═══ Material ═══

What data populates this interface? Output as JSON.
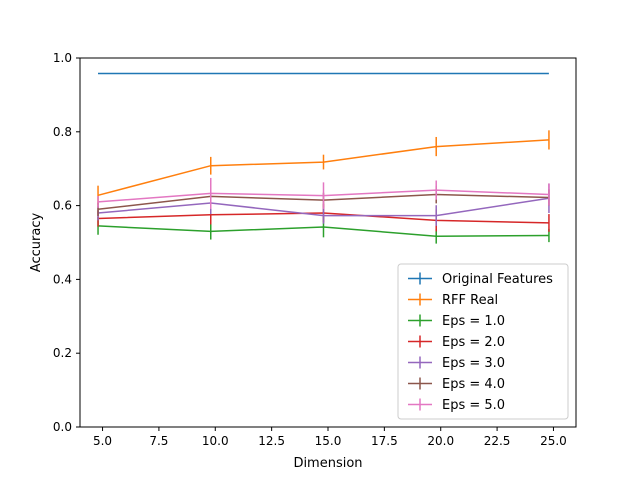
{
  "chart_data": {
    "type": "line",
    "xlabel": "Dimension",
    "ylabel": "Accuracy",
    "xlim": [
      4.0,
      26.0
    ],
    "ylim": [
      0.0,
      1.0
    ],
    "xticks": [
      5.0,
      7.5,
      10.0,
      12.5,
      15.0,
      17.5,
      20.0,
      22.5,
      25.0
    ],
    "xtick_labels": [
      "5.0",
      "7.5",
      "10.0",
      "12.5",
      "15.0",
      "17.5",
      "20.0",
      "22.5",
      "25.0"
    ],
    "yticks": [
      0.0,
      0.2,
      0.4,
      0.6,
      0.8,
      1.0
    ],
    "ytick_labels": [
      "0.0",
      "0.2",
      "0.4",
      "0.6",
      "0.8",
      "1.0"
    ],
    "grid": false,
    "legend_position": "lower right",
    "series": [
      {
        "name": "Original Features",
        "color": "#1f77b4",
        "x": [
          4.8,
          9.8,
          14.8,
          19.8,
          24.8
        ],
        "y": [
          0.958,
          0.958,
          0.958,
          0.958,
          0.958
        ],
        "err": [
          0.0,
          0.0,
          0.0,
          0.0,
          0.0
        ]
      },
      {
        "name": "RFF Real",
        "color": "#ff7f0e",
        "x": [
          4.8,
          9.8,
          14.8,
          19.8,
          24.8
        ],
        "y": [
          0.628,
          0.708,
          0.718,
          0.76,
          0.778
        ],
        "err": [
          0.026,
          0.024,
          0.02,
          0.026,
          0.026
        ]
      },
      {
        "name": "Eps = 1.0",
        "color": "#2ca02c",
        "x": [
          4.8,
          9.8,
          14.8,
          19.8,
          24.8
        ],
        "y": [
          0.545,
          0.53,
          0.542,
          0.517,
          0.519
        ],
        "err": [
          0.024,
          0.022,
          0.028,
          0.02,
          0.018
        ]
      },
      {
        "name": "Eps = 2.0",
        "color": "#d62728",
        "x": [
          4.8,
          9.8,
          14.8,
          19.8,
          24.8
        ],
        "y": [
          0.565,
          0.575,
          0.58,
          0.56,
          0.553
        ],
        "err": [
          0.022,
          0.026,
          0.025,
          0.03,
          0.024
        ]
      },
      {
        "name": "Eps = 3.0",
        "color": "#9467bd",
        "x": [
          4.8,
          9.8,
          14.8,
          19.8,
          24.8
        ],
        "y": [
          0.58,
          0.607,
          0.573,
          0.573,
          0.62
        ],
        "err": [
          0.02,
          0.03,
          0.022,
          0.028,
          0.04
        ]
      },
      {
        "name": "Eps = 4.0",
        "color": "#8c564b",
        "x": [
          4.8,
          9.8,
          14.8,
          19.8,
          24.8
        ],
        "y": [
          0.59,
          0.625,
          0.615,
          0.63,
          0.622
        ],
        "err": [
          0.018,
          0.022,
          0.02,
          0.024,
          0.022
        ]
      },
      {
        "name": "Eps = 5.0",
        "color": "#e377c2",
        "x": [
          4.8,
          9.8,
          14.8,
          19.8,
          24.8
        ],
        "y": [
          0.61,
          0.633,
          0.627,
          0.642,
          0.63
        ],
        "err": [
          0.016,
          0.042,
          0.036,
          0.026,
          0.03
        ]
      }
    ]
  }
}
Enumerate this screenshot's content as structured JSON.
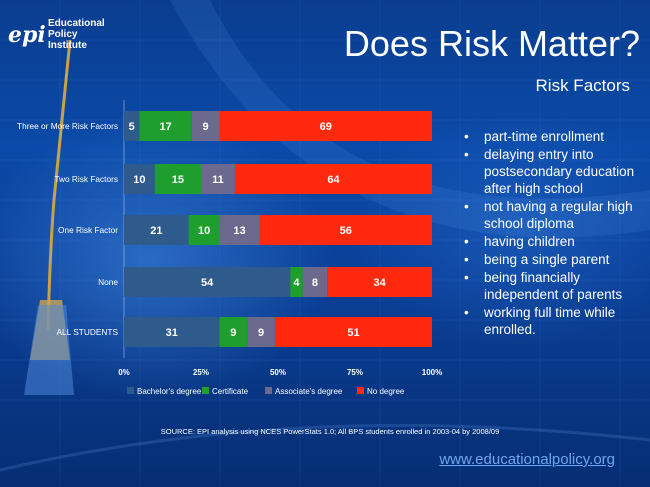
{
  "header": {
    "logo_mark": "epi",
    "logo_lines": [
      "Educational",
      "Policy",
      "Institute"
    ],
    "title": "Does Risk Matter?",
    "subtitle": "Risk Factors"
  },
  "risk_factors": [
    "part-time enrollment",
    "delaying entry into postsecondary education after high school",
    "not having a regular high school diploma",
    "having children",
    "being a single parent",
    "being financially independent of parents",
    "working full time while enrolled."
  ],
  "footer": {
    "source": "SOURCE: EPI analysis using NCES PowerStats 1.0; All BPS students enrolled in 2003-04 by 2008/09",
    "website": "www.educationalpolicy.org"
  },
  "colors": {
    "bachelors": "#2e5a8c",
    "certificate": "#1e9e2c",
    "associates": "#6b6a8e",
    "no_degree": "#ff2a0e"
  },
  "chart_data": {
    "type": "bar",
    "orientation": "horizontal",
    "stacked": true,
    "percent": true,
    "categories": [
      "Three or More Risk Factors",
      "Two Risk Factors",
      "One Risk Factor",
      "None",
      "ALL STUDENTS"
    ],
    "series": [
      {
        "name": "Bachelor's degree",
        "values": [
          5,
          10,
          21,
          54,
          31
        ]
      },
      {
        "name": "Certificate",
        "values": [
          17,
          15,
          10,
          4,
          9
        ]
      },
      {
        "name": "Associate's degree",
        "values": [
          9,
          11,
          13,
          8,
          9
        ]
      },
      {
        "name": "No degree",
        "values": [
          69,
          64,
          56,
          34,
          51
        ]
      }
    ],
    "xticks": [
      "0%",
      "25%",
      "50%",
      "75%",
      "100%"
    ],
    "xlim": [
      0,
      100
    ],
    "legend_position": "bottom"
  }
}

═══

**Given request:**
Filter the listing for the word "enrolled" and copy every line that holds it.

**Solved problem:**
    "working full time while enrolled."
    "source": "SOURCE: EPI analysis using NCES PowerStats 1.0; All BPS students enrolled in 2003-04 by 2008/09",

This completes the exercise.